> **The exercise**
Lift out each line of the data that holds "this".

A block of data:
==========

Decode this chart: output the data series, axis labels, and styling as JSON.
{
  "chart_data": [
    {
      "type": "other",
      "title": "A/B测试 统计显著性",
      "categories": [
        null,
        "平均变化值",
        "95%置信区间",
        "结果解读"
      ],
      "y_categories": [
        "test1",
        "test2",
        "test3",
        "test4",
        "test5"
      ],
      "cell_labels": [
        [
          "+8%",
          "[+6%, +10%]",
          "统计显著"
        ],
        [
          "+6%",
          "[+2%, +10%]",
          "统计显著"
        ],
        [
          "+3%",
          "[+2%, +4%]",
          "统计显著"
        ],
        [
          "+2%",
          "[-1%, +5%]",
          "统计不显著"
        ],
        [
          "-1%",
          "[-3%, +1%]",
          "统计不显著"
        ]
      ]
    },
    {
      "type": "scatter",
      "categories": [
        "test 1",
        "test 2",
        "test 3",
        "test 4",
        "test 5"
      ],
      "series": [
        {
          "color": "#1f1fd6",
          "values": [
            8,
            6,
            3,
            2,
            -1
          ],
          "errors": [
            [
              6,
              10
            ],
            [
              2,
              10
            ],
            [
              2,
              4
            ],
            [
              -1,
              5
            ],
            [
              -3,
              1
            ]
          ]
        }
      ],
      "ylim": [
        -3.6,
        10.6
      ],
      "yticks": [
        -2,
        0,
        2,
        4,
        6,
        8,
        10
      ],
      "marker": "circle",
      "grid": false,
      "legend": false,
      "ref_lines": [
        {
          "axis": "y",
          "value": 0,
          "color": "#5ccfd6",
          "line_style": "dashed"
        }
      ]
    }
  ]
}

==========

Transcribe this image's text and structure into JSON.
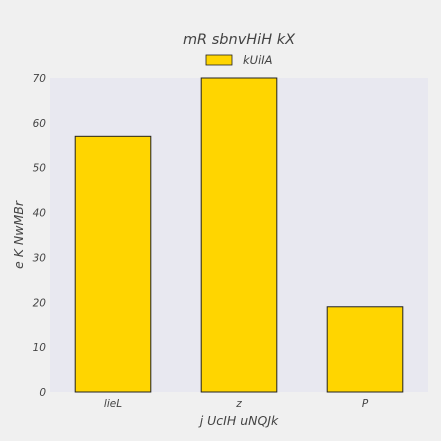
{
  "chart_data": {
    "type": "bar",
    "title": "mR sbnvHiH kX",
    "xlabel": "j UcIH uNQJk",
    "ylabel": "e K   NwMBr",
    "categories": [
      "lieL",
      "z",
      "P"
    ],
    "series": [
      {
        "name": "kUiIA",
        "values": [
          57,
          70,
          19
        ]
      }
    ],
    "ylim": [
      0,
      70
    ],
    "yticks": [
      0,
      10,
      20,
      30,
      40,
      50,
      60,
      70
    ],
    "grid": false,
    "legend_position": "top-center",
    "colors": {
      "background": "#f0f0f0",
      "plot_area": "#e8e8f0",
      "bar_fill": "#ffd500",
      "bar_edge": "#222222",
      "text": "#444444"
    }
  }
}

==========

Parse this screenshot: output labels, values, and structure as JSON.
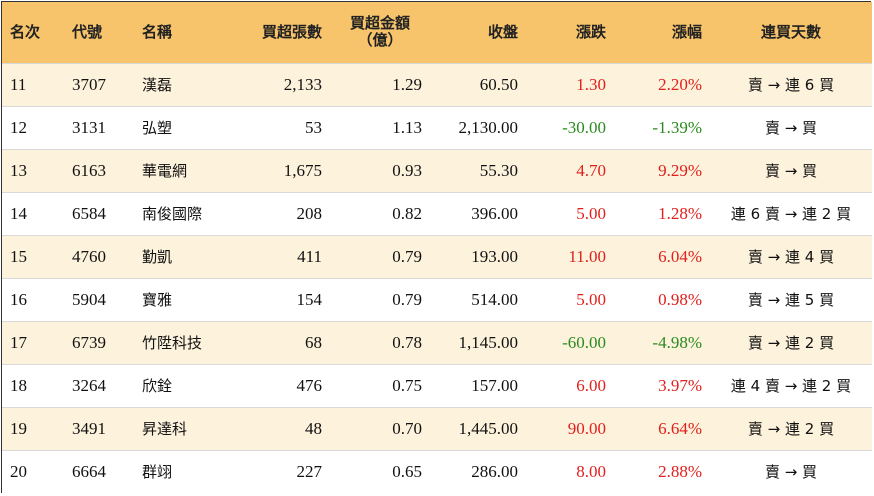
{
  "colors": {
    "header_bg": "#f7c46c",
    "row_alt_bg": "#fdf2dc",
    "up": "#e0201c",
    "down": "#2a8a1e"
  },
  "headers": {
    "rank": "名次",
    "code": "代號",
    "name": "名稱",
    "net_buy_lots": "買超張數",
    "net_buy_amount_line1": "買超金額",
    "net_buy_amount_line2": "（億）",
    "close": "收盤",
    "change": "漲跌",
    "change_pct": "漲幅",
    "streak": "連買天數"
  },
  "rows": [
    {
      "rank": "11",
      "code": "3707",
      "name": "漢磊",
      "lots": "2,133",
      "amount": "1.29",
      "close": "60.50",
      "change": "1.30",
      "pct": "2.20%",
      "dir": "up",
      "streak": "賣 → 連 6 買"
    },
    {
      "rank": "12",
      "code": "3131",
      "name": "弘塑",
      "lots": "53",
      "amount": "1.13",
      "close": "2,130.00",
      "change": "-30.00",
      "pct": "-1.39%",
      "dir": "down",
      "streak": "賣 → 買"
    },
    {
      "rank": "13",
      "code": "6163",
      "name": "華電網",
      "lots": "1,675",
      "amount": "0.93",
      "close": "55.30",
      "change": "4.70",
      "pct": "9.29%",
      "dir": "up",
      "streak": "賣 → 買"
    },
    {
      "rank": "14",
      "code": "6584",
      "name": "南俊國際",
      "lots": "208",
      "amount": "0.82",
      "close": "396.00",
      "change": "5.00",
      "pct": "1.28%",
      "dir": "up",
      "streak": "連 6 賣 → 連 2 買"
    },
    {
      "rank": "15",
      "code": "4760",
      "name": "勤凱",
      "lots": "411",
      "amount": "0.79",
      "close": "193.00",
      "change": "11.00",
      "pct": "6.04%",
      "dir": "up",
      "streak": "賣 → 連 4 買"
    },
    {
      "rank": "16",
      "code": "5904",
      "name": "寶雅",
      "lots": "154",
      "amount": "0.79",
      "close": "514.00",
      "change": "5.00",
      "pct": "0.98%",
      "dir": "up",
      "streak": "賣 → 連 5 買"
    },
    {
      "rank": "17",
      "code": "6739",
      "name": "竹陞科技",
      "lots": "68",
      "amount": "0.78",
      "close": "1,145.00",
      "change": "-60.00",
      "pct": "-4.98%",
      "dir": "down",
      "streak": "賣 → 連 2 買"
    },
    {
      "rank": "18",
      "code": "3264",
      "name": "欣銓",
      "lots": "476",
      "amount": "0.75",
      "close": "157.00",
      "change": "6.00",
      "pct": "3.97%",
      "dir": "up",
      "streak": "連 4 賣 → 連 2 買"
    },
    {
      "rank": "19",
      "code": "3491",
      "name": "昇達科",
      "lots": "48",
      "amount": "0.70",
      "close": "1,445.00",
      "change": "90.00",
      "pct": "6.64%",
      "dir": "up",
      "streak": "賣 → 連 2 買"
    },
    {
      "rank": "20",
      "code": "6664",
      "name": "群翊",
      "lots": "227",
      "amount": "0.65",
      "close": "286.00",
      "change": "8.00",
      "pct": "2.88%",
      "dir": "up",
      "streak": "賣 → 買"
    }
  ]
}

==========

> **Correct answer**
Decode this chart: output the data series, axis labels, and styling as JSON.
Transcribe this image's text and structure into JSON.
Parse this screenshot: output labels, values, and structure as JSON.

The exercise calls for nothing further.